• **Exercise instructions**: Please copy every line of the records below that holds the word "satisfacer".

------------------------------------------------------------

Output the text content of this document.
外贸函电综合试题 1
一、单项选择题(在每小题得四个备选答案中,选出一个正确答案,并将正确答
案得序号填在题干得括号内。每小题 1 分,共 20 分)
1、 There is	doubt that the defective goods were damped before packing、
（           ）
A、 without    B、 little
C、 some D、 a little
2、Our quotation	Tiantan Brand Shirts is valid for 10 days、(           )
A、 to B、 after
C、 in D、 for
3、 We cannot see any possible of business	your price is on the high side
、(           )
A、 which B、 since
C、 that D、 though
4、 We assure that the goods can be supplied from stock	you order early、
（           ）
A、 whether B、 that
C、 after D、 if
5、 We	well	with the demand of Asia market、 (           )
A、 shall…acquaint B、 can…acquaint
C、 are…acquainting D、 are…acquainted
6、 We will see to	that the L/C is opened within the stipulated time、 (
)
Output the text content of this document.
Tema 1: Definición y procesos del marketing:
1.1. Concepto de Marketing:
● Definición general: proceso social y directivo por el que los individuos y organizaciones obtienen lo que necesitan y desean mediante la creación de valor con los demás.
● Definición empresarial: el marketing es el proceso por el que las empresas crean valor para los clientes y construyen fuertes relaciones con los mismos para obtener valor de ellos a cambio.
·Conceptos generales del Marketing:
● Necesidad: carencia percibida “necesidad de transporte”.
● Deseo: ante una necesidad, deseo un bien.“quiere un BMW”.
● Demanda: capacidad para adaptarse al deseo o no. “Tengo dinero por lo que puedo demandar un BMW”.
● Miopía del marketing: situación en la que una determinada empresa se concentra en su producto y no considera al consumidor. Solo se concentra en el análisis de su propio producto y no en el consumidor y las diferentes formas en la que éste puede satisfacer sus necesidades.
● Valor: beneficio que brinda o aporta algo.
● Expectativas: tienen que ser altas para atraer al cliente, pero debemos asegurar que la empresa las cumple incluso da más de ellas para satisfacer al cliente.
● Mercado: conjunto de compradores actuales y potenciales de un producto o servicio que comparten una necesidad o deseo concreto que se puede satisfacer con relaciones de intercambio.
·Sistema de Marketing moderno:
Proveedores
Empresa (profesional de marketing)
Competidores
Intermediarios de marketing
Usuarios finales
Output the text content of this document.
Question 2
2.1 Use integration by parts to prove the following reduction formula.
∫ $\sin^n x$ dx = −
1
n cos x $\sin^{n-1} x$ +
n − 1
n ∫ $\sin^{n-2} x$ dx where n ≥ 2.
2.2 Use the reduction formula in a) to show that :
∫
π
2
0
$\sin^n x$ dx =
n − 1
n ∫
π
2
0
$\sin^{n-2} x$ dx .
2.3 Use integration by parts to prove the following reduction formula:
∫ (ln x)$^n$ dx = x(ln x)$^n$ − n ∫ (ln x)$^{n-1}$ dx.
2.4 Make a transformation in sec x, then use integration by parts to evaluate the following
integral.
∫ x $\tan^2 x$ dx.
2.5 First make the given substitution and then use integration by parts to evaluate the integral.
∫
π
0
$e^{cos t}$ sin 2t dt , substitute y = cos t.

------------------------------------------------------------

• **Finished exercise**:
● Miopía del marketing: situación en la que una determinada empresa se concentra en su producto y no considera al consumidor. Solo se concentra en el análisis de su propio producto y no en el consumidor y las diferentes formas en la que éste puede satisfacer sus necesidades.
● Expectativas: tienen que ser altas para atraer al cliente, pero debemos asegurar que la empresa las cumple incluso da más de ellas para satisfacer al cliente.
● Mercado: conjunto de compradores actuales y potenciales de un producto o servicio que comparten una necesidad o deseo concreto que se puede satisfacer con relaciones de intercambio.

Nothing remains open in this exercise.